Your objective: In the entries below, switch "screenshot" to "screen capture" and write all of them out again with everything else unchanged.

-*-*-

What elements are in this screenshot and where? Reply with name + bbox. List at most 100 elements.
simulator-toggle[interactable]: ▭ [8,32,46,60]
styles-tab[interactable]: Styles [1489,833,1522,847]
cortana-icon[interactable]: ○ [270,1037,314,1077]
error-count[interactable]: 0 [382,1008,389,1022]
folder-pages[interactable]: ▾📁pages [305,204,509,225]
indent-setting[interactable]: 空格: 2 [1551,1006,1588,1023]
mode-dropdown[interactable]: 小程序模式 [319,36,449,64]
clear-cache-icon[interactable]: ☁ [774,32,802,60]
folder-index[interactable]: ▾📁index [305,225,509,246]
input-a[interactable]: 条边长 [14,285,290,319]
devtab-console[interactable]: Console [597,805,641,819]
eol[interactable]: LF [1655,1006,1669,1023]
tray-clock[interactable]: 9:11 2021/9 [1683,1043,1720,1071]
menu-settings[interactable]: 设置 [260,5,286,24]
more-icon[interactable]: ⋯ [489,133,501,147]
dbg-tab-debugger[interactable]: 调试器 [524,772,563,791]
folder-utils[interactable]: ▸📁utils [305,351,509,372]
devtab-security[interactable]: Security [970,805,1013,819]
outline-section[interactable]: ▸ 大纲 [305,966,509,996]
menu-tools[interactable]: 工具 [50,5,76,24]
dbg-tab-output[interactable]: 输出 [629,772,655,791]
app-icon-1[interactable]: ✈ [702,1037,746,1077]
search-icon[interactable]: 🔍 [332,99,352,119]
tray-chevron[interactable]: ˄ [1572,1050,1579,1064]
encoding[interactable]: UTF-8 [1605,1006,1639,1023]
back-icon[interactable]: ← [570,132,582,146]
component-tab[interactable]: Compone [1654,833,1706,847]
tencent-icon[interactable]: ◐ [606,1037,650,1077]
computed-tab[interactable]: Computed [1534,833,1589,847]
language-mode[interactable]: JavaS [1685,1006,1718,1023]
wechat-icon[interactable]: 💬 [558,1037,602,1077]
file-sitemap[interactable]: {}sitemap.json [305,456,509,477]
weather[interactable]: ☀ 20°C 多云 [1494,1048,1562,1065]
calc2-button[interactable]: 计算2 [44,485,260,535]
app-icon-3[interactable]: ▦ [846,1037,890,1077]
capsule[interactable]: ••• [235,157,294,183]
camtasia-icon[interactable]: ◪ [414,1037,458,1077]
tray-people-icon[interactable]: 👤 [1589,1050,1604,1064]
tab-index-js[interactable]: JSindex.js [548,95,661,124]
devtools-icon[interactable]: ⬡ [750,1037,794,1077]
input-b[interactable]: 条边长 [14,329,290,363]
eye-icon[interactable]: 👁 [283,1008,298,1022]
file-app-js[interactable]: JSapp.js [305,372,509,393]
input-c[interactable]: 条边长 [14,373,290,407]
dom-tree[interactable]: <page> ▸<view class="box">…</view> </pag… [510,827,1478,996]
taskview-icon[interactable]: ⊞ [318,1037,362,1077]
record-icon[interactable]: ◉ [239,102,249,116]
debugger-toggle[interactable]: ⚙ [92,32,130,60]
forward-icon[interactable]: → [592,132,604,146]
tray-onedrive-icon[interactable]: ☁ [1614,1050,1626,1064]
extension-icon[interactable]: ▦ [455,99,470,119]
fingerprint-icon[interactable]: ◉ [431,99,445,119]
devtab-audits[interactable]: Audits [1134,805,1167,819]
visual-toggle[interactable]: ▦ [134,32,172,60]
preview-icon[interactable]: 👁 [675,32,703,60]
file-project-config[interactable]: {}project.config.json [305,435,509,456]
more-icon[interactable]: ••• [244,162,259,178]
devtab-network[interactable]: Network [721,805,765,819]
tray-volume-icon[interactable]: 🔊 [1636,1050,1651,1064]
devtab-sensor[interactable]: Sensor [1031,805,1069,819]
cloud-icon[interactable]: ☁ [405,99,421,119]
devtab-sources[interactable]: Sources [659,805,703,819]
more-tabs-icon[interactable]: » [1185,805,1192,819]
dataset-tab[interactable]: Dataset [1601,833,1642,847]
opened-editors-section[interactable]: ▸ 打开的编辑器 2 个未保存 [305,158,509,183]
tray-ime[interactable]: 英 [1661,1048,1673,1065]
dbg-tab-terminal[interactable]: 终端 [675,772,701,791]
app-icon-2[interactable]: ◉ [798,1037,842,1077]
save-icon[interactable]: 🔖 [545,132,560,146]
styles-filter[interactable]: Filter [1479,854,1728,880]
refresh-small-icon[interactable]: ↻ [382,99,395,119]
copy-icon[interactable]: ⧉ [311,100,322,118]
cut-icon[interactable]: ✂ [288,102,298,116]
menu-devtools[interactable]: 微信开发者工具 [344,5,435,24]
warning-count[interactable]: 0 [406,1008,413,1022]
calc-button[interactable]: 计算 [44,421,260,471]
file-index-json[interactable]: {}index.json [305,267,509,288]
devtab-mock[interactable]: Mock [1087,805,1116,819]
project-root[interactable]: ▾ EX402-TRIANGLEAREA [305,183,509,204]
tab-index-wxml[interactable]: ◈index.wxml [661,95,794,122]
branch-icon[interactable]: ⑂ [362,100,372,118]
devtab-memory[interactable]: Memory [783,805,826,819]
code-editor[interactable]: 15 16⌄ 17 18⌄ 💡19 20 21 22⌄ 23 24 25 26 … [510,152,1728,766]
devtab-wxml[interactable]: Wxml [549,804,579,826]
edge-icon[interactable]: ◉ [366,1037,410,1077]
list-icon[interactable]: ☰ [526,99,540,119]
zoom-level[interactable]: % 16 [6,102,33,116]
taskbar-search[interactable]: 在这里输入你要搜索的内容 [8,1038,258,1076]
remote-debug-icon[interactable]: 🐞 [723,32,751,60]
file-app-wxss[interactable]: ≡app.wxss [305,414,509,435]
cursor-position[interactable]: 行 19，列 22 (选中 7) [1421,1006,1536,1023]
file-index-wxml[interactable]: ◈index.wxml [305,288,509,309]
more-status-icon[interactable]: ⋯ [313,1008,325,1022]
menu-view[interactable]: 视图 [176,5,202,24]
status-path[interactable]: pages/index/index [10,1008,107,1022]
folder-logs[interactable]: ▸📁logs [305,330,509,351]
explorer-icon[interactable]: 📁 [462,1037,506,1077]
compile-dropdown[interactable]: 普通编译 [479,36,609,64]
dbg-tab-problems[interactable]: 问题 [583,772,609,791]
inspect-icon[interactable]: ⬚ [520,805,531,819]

-*-*-

Result for this task:
What elements are in this screen capture and where? Reply with name + bbox. List at most 100 elements.
simulator-toggle[interactable]: ▭ [8,32,46,60]
styles-tab[interactable]: Styles [1489,833,1522,847]
cortana-icon[interactable]: ○ [270,1037,314,1077]
error-count[interactable]: 0 [382,1008,389,1022]
folder-pages[interactable]: ▾📁pages [305,204,509,225]
indent-setting[interactable]: 空格: 2 [1551,1006,1588,1023]
mode-dropdown[interactable]: 小程序模式 [319,36,449,64]
clear-cache-icon[interactable]: ☁ [774,32,802,60]
folder-index[interactable]: ▾📁index [305,225,509,246]
input-a[interactable]: 条边长 [14,285,290,319]
devtab-console[interactable]: Console [597,805,641,819]
eol[interactable]: LF [1655,1006,1669,1023]
tray-clock[interactable]: 9:11 2021/9 [1683,1043,1720,1071]
menu-settings[interactable]: 设置 [260,5,286,24]
more-icon[interactable]: ⋯ [489,133,501,147]
dbg-tab-debugger[interactable]: 调试器 [524,772,563,791]
folder-utils[interactable]: ▸📁utils [305,351,509,372]
devtab-security[interactable]: Security [970,805,1013,819]
outline-section[interactable]: ▸ 大纲 [305,966,509,996]
menu-tools[interactable]: 工具 [50,5,76,24]
dbg-tab-output[interactable]: 输出 [629,772,655,791]
app-icon-1[interactable]: ✈ [702,1037,746,1077]
search-icon[interactable]: 🔍 [332,99,352,119]
tray-chevron[interactable]: ˄ [1572,1050,1579,1064]
encoding[interactable]: UTF-8 [1605,1006,1639,1023]
back-icon[interactable]: ← [570,132,582,146]
component-tab[interactable]: Compone [1654,833,1706,847]
tencent-icon[interactable]: ◐ [606,1037,650,1077]
computed-tab[interactable]: Computed [1534,833,1589,847]
language-mode[interactable]: JavaS [1685,1006,1718,1023]
wechat-icon[interactable]: 💬 [558,1037,602,1077]
file-sitemap[interactable]: {}sitemap.json [305,456,509,477]
weather[interactable]: ☀ 20°C 多云 [1494,1048,1562,1065]
calc2-button[interactable]: 计算2 [44,485,260,535]
app-icon-3[interactable]: ▦ [846,1037,890,1077]
capsule[interactable]: ••• [235,157,294,183]
camtasia-icon[interactable]: ◪ [414,1037,458,1077]
tray-people-icon[interactable]: 👤 [1589,1050,1604,1064]
tab-index-js[interactable]: JSindex.js [548,95,661,124]
devtools-icon[interactable]: ⬡ [750,1037,794,1077]
input-b[interactable]: 条边长 [14,329,290,363]
eye-icon[interactable]: 👁 [283,1008,298,1022]
file-app-js[interactable]: JSapp.js [305,372,509,393]
input-c[interactable]: 条边长 [14,373,290,407]
dom-tree[interactable]: <page> ▸<view class="box">…</view> </pag… [510,827,1478,996]
taskview-icon[interactable]: ⊞ [318,1037,362,1077]
record-icon[interactable]: ◉ [239,102,249,116]
debugger-toggle[interactable]: ⚙ [92,32,130,60]
forward-icon[interactable]: → [592,132,604,146]
tray-onedrive-icon[interactable]: ☁ [1614,1050,1626,1064]
extension-icon[interactable]: ▦ [455,99,470,119]
fingerprint-icon[interactable]: ◉ [431,99,445,119]
devtab-audits[interactable]: Audits [1134,805,1167,819]
visual-toggle[interactable]: ▦ [134,32,172,60]
preview-icon[interactable]: 👁 [675,32,703,60]
file-project-config[interactable]: {}project.config.json [305,435,509,456]
more-icon[interactable]: ••• [244,162,259,178]
devtab-network[interactable]: Network [721,805,765,819]
tray-volume-icon[interactable]: 🔊 [1636,1050,1651,1064]
devtab-sensor[interactable]: Sensor [1031,805,1069,819]
cloud-icon[interactable]: ☁ [405,99,421,119]
devtab-sources[interactable]: Sources [659,805,703,819]
more-tabs-icon[interactable]: » [1185,805,1192,819]
dataset-tab[interactable]: Dataset [1601,833,1642,847]
opened-editors-section[interactable]: ▸ 打开的编辑器 2 个未保存 [305,158,509,183]
tray-ime[interactable]: 英 [1661,1048,1673,1065]
dbg-tab-terminal[interactable]: 终端 [675,772,701,791]
app-icon-2[interactable]: ◉ [798,1037,842,1077]
save-icon[interactable]: 🔖 [545,132,560,146]
styles-filter[interactable]: Filter [1479,854,1728,880]
refresh-small-icon[interactable]: ↻ [382,99,395,119]
copy-icon[interactable]: ⧉ [311,100,322,118]
cut-icon[interactable]: ✂ [288,102,298,116]
menu-devtools[interactable]: 微信开发者工具 [344,5,435,24]
warning-count[interactable]: 0 [406,1008,413,1022]
calc-button[interactable]: 计算 [44,421,260,471]
file-index-json[interactable]: {}index.json [305,267,509,288]
devtab-mock[interactable]: Mock [1087,805,1116,819]
project-root[interactable]: ▾ EX402-TRIANGLEAREA [305,183,509,204]
tab-index-wxml[interactable]: ◈index.wxml [661,95,794,122]
branch-icon[interactable]: ⑂ [362,100,372,118]
devtab-memory[interactable]: Memory [783,805,826,819]
code-editor[interactable]: 15 16⌄ 17 18⌄ 💡19 20 21 22⌄ 23 24 25 26 … [510,152,1728,766]
devtab-wxml[interactable]: Wxml [549,804,579,826]
edge-icon[interactable]: ◉ [366,1037,410,1077]
list-icon[interactable]: ☰ [526,99,540,119]
zoom-level[interactable]: % 16 [6,102,33,116]
taskbar-search[interactable]: 在这里输入你要搜索的内容 [8,1038,258,1076]
remote-debug-icon[interactable]: 🐞 [723,32,751,60]
file-app-wxss[interactable]: ≡app.wxss [305,414,509,435]
cursor-position[interactable]: 行 19，列 22 (选中 7) [1421,1006,1536,1023]
file-index-wxml[interactable]: ◈index.wxml [305,288,509,309]
more-status-icon[interactable]: ⋯ [313,1008,325,1022]
menu-view[interactable]: 视图 [176,5,202,24]
status-path[interactable]: pages/index/index [10,1008,107,1022]
folder-logs[interactable]: ▸📁logs [305,330,509,351]
explorer-icon[interactable]: 📁 [462,1037,506,1077]
compile-dropdown[interactable]: 普通编译 [479,36,609,64]
dbg-tab-problems[interactable]: 问题 [583,772,609,791]
inspect-icon[interactable]: ⬚ [520,805,531,819]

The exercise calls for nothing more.